**Work to be completed**: Exclude any images and output the remaining records exactly.

**Collection entries**:

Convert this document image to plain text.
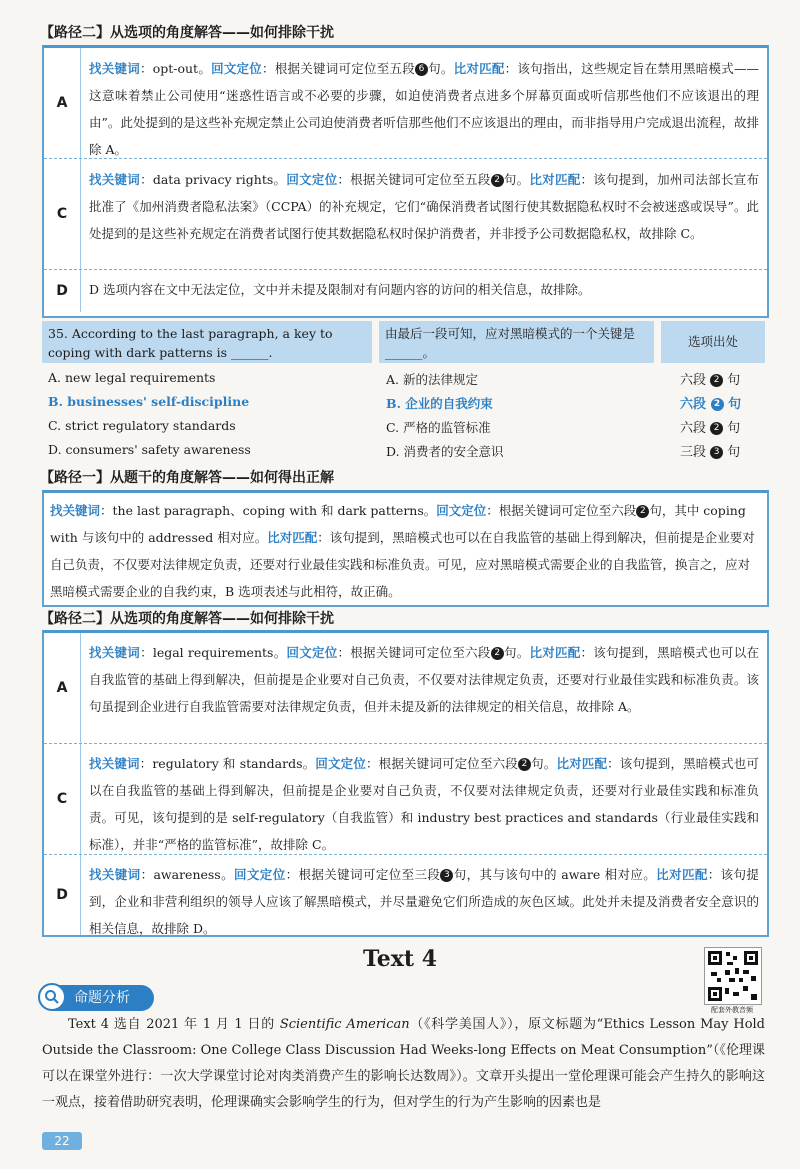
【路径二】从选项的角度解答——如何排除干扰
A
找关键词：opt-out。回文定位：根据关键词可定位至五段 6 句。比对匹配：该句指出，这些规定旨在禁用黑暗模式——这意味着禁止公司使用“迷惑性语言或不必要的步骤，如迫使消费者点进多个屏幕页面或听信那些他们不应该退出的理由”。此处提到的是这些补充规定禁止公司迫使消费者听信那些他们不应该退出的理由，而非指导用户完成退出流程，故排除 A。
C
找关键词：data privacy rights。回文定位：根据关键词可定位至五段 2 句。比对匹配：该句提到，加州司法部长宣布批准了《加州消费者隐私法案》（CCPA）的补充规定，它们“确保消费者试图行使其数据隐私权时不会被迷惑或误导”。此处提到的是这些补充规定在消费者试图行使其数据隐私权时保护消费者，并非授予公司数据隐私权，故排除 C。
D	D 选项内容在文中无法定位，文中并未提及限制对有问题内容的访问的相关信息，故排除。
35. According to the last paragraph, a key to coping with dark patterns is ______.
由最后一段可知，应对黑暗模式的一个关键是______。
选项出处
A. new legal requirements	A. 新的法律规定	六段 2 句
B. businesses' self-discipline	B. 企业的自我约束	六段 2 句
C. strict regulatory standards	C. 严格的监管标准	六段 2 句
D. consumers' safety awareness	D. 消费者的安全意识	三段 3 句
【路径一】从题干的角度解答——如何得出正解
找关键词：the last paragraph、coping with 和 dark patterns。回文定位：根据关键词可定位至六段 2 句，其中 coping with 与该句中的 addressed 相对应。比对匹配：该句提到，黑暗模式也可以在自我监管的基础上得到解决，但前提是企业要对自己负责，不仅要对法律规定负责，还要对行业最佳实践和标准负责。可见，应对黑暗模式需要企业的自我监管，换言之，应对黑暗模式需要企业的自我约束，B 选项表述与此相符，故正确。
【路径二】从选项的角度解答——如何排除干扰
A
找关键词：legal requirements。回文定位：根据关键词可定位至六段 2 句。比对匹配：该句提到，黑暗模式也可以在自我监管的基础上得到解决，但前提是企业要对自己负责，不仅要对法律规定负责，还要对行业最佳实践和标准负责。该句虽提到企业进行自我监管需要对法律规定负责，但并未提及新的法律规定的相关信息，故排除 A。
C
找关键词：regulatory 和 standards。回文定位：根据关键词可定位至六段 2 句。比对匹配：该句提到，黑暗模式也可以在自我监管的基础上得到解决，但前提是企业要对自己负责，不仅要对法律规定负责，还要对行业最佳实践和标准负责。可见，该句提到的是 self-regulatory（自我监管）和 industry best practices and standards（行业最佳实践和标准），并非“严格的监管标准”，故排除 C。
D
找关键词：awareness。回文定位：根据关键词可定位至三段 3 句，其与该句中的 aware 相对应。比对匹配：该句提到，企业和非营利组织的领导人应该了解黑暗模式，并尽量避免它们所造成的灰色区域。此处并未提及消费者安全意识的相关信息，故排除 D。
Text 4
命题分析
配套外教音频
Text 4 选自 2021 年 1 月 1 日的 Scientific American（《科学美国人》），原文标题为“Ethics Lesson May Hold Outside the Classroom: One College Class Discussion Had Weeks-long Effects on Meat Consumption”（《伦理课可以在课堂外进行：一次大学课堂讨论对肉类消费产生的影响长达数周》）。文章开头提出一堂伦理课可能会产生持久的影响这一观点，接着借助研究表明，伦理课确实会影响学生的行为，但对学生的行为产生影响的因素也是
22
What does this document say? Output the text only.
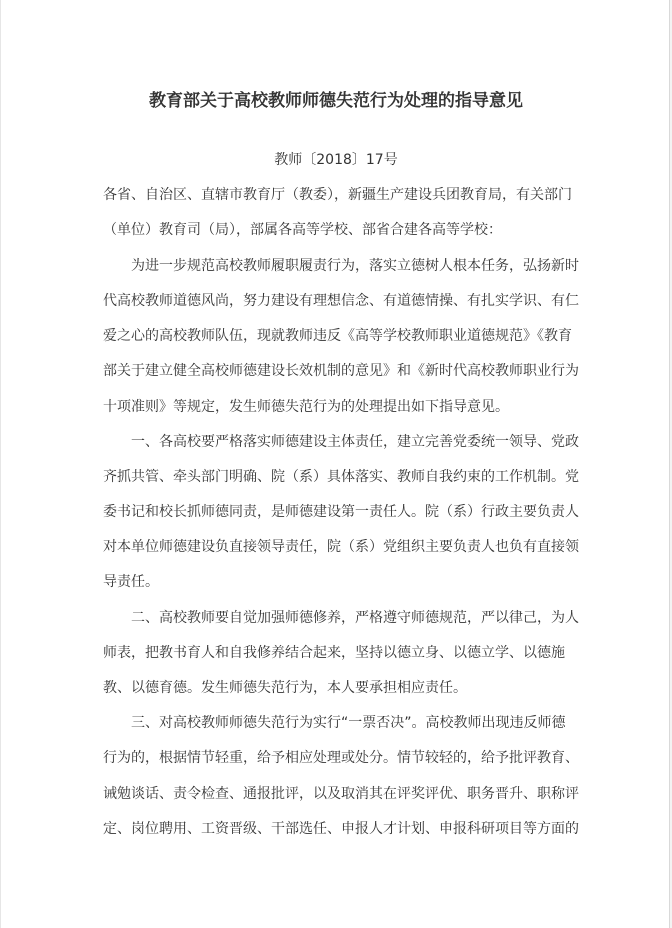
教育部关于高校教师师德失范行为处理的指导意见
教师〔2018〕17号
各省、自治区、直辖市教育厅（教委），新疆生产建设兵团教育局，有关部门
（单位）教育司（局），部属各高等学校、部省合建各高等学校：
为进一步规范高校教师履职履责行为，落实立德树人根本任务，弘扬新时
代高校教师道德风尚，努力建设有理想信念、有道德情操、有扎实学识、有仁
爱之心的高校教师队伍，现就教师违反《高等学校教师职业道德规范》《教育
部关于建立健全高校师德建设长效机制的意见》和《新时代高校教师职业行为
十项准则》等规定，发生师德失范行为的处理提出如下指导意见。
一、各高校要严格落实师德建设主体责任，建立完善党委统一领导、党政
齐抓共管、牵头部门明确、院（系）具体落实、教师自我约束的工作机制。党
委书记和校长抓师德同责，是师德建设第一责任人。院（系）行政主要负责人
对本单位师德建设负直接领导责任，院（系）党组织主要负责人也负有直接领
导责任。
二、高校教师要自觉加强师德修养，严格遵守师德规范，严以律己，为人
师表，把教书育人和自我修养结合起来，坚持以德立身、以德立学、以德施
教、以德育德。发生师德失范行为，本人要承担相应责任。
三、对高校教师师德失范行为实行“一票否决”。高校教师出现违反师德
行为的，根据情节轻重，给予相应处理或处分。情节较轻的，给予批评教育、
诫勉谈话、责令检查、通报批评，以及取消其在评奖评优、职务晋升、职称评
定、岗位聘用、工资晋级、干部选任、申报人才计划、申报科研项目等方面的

**Solved exercise**:
Convert this document image to plain text.
【路径二】从选项的角度解答——如何排除干扰
A
找关键词：opt-out。回文定位：根据关键词可定位至五段 6 句。比对匹配：该句指出，这些规定旨在禁用黑暗模式——这意味着禁止公司使用“迷惑性语言或不必要的步骤，如迫使消费者点进多个屏幕页面或听信那些他们不应该退出的理由”。此处提到的是这些补充规定禁止公司迫使消费者听信那些他们不应该退出的理由，而非指导用户完成退出流程，故排除 A。
C
找关键词：data privacy rights。回文定位：根据关键词可定位至五段 2 句。比对匹配：该句提到，加州司法部长宣布批准了《加州消费者隐私法案》（CCPA）的补充规定，它们“确保消费者试图行使其数据隐私权时不会被迷惑或误导”。此处提到的是这些补充规定在消费者试图行使其数据隐私权时保护消费者，并非授予公司数据隐私权，故排除 C。
D	D 选项内容在文中无法定位，文中并未提及限制对有问题内容的访问的相关信息，故排除。
35. According to the last paragraph, a key to coping with dark patterns is ______.
由最后一段可知，应对黑暗模式的一个关键是______。
选项出处
A. new legal requirements	A. 新的法律规定	六段 2 句
B. businesses' self-discipline	B. 企业的自我约束	六段 2 句
C. strict regulatory standards	C. 严格的监管标准	六段 2 句
D. consumers' safety awareness	D. 消费者的安全意识	三段 3 句
【路径一】从题干的角度解答——如何得出正解
找关键词：the last paragraph、coping with 和 dark patterns。回文定位：根据关键词可定位至六段 2 句，其中 coping with 与该句中的 addressed 相对应。比对匹配：该句提到，黑暗模式也可以在自我监管的基础上得到解决，但前提是企业要对自己负责，不仅要对法律规定负责，还要对行业最佳实践和标准负责。可见，应对黑暗模式需要企业的自我监管，换言之，应对黑暗模式需要企业的自我约束，B 选项表述与此相符，故正确。
【路径二】从选项的角度解答——如何排除干扰
A
找关键词：legal requirements。回文定位：根据关键词可定位至六段 2 句。比对匹配：该句提到，黑暗模式也可以在自我监管的基础上得到解决，但前提是企业要对自己负责，不仅要对法律规定负责，还要对行业最佳实践和标准负责。该句虽提到企业进行自我监管需要对法律规定负责，但并未提及新的法律规定的相关信息，故排除 A。
C
找关键词：regulatory 和 standards。回文定位：根据关键词可定位至六段 2 句。比对匹配：该句提到，黑暗模式也可以在自我监管的基础上得到解决，但前提是企业要对自己负责，不仅要对法律规定负责，还要对行业最佳实践和标准负责。可见，该句提到的是 self-regulatory（自我监管）和 industry best practices and standards（行业最佳实践和标准），并非“严格的监管标准”，故排除 C。
D
找关键词：awareness。回文定位：根据关键词可定位至三段 3 句，其与该句中的 aware 相对应。比对匹配：该句提到，企业和非营利组织的领导人应该了解黑暗模式，并尽量避免它们所造成的灰色区域。此处并未提及消费者安全意识的相关信息，故排除 D。
Text 4
命题分析
配套外教音频
Text 4 选自 2021 年 1 月 1 日的 Scientific American（《科学美国人》），原文标题为“Ethics Lesson May Hold Outside the Classroom: One College Class Discussion Had Weeks-long Effects on Meat Consumption”（《伦理课可以在课堂外进行：一次大学课堂讨论对肉类消费产生的影响长达数周》）。文章开头提出一堂伦理课可能会产生持久的影响这一观点，接着借助研究表明，伦理课确实会影响学生的行为，但对学生的行为产生影响的因素也是
22
What does this document say? Output the text only.
教育部关于高校教师师德失范行为处理的指导意见
教师〔2018〕17号
各省、自治区、直辖市教育厅（教委），新疆生产建设兵团教育局，有关部门
（单位）教育司（局），部属各高等学校、部省合建各高等学校：
为进一步规范高校教师履职履责行为，落实立德树人根本任务，弘扬新时
代高校教师道德风尚，努力建设有理想信念、有道德情操、有扎实学识、有仁
爱之心的高校教师队伍，现就教师违反《高等学校教师职业道德规范》《教育
部关于建立健全高校师德建设长效机制的意见》和《新时代高校教师职业行为
十项准则》等规定，发生师德失范行为的处理提出如下指导意见。
一、各高校要严格落实师德建设主体责任，建立完善党委统一领导、党政
齐抓共管、牵头部门明确、院（系）具体落实、教师自我约束的工作机制。党
委书记和校长抓师德同责，是师德建设第一责任人。院（系）行政主要负责人
对本单位师德建设负直接领导责任，院（系）党组织主要负责人也负有直接领
导责任。
二、高校教师要自觉加强师德修养，严格遵守师德规范，严以律己，为人
师表，把教书育人和自我修养结合起来，坚持以德立身、以德立学、以德施
教、以德育德。发生师德失范行为，本人要承担相应责任。
三、对高校教师师德失范行为实行“一票否决”。高校教师出现违反师德
行为的，根据情节轻重，给予相应处理或处分。情节较轻的，给予批评教育、
诫勉谈话、责令检查、通报批评，以及取消其在评奖评优、职务晋升、职称评
定、岗位聘用、工资晋级、干部选任、申报人才计划、申报科研项目等方面的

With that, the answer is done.